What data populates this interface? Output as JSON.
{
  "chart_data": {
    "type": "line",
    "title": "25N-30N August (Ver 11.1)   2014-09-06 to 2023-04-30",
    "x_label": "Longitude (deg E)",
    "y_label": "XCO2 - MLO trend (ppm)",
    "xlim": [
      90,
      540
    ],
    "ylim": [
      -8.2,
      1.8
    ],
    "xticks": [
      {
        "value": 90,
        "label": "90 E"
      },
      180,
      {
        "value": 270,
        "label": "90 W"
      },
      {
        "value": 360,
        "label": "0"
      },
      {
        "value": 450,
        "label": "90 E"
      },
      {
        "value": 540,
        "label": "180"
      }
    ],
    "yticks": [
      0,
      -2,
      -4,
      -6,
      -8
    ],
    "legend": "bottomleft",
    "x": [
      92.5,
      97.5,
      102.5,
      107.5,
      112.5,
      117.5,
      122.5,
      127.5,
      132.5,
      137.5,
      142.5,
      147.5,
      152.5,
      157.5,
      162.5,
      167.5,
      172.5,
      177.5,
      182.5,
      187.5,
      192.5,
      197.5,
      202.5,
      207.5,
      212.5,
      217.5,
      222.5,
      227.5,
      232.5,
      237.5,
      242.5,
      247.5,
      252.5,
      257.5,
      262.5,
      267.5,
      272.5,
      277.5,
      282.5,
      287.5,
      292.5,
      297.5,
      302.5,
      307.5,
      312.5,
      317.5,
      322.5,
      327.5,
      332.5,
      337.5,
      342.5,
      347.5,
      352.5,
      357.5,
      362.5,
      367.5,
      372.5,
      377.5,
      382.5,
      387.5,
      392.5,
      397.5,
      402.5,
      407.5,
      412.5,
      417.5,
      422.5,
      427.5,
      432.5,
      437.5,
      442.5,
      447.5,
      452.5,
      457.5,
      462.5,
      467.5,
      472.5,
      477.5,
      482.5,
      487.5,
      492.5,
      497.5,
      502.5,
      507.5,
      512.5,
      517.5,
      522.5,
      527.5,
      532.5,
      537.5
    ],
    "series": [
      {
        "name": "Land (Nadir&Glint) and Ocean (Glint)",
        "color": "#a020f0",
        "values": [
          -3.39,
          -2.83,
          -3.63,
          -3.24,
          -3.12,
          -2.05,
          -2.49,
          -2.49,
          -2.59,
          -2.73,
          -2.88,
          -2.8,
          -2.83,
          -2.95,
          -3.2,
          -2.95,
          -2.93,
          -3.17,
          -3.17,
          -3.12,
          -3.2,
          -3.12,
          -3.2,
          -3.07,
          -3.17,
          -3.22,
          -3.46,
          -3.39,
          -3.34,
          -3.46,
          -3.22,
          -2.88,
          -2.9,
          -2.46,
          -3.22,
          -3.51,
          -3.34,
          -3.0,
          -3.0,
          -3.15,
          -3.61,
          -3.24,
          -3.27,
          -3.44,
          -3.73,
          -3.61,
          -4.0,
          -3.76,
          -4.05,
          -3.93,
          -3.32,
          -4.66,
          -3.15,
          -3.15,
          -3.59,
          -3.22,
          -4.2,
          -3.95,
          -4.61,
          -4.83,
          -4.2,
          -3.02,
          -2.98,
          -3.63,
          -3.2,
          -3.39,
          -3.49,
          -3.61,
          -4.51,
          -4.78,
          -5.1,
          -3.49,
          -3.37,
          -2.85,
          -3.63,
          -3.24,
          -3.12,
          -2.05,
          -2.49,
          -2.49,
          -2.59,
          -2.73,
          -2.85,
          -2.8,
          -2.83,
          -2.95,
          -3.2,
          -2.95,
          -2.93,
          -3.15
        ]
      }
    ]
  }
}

::::::::::

Transcribe all of the entries without altering anything.

What data populates this interface? Output as JSON.
{
  "chart_data": {
    "type": "line",
    "title": "25N-30N August (Ver 11.1)   2014-09-06 to 2023-04-30",
    "x_label": "Longitude (deg E)",
    "y_label": "XCO2 - MLO trend (ppm)",
    "xlim": [
      90,
      540
    ],
    "ylim": [
      -8.2,
      1.8
    ],
    "xticks": [
      {
        "value": 90,
        "label": "90 E"
      },
      180,
      {
        "value": 270,
        "label": "90 W"
      },
      {
        "value": 360,
        "label": "0"
      },
      {
        "value": 450,
        "label": "90 E"
      },
      {
        "value": 540,
        "label": "180"
      }
    ],
    "yticks": [
      0,
      -2,
      -4,
      -6,
      -8
    ],
    "legend": "bottomleft",
    "x": [
      92.5,
      97.5,
      102.5,
      107.5,
      112.5,
      117.5,
      122.5,
      127.5,
      132.5,
      137.5,
      142.5,
      147.5,
      152.5,
      157.5,
      162.5,
      167.5,
      172.5,
      177.5,
      182.5,
      187.5,
      192.5,
      197.5,
      202.5,
      207.5,
      212.5,
      217.5,
      222.5,
      227.5,
      232.5,
      237.5,
      242.5,
      247.5,
      252.5,
      257.5,
      262.5,
      267.5,
      272.5,
      277.5,
      282.5,
      287.5,
      292.5,
      297.5,
      302.5,
      307.5,
      312.5,
      317.5,
      322.5,
      327.5,
      332.5,
      337.5,
      342.5,
      347.5,
      352.5,
      357.5,
      362.5,
      367.5,
      372.5,
      377.5,
      382.5,
      387.5,
      392.5,
      397.5,
      402.5,
      407.5,
      412.5,
      417.5,
      422.5,
      427.5,
      432.5,
      437.5,
      442.5,
      447.5,
      452.5,
      457.5,
      462.5,
      467.5,
      472.5,
      477.5,
      482.5,
      487.5,
      492.5,
      497.5,
      502.5,
      507.5,
      512.5,
      517.5,
      522.5,
      527.5,
      532.5,
      537.5
    ],
    "series": [
      {
        "name": "Land (Nadir&Glint) and Ocean (Glint)",
        "color": "#a020f0",
        "values": [
          -3.39,
          -2.83,
          -3.63,
          -3.24,
          -3.12,
          -2.05,
          -2.49,
          -2.49,
          -2.59,
          -2.73,
          -2.88,
          -2.8,
          -2.83,
          -2.95,
          -3.2,
          -2.95,
          -2.93,
          -3.17,
          -3.17,
          -3.12,
          -3.2,
          -3.12,
          -3.2,
          -3.07,
          -3.17,
          -3.22,
          -3.46,
          -3.39,
          -3.34,
          -3.46,
          -3.22,
          -2.88,
          -2.9,
          -2.46,
          -3.22,
          -3.51,
          -3.34,
          -3.0,
          -3.0,
          -3.15,
          -3.61,
          -3.24,
          -3.27,
          -3.44,
          -3.73,
          -3.61,
          -4.0,
          -3.76,
          -4.05,
          -3.93,
          -3.32,
          -4.66,
          -3.15,
          -3.15,
          -3.59,
          -3.22,
          -4.2,
          -3.95,
          -4.61,
          -4.83,
          -4.2,
          -3.02,
          -2.98,
          -3.63,
          -3.2,
          -3.39,
          -3.49,
          -3.61,
          -4.51,
          -4.78,
          -5.1,
          -3.49,
          -3.37,
          -2.85,
          -3.63,
          -3.24,
          -3.12,
          -2.05,
          -2.49,
          -2.49,
          -2.59,
          -2.73,
          -2.85,
          -2.8,
          -2.83,
          -2.95,
          -3.2,
          -2.95,
          -2.93,
          -3.15
        ]
      }
    ]
  }
}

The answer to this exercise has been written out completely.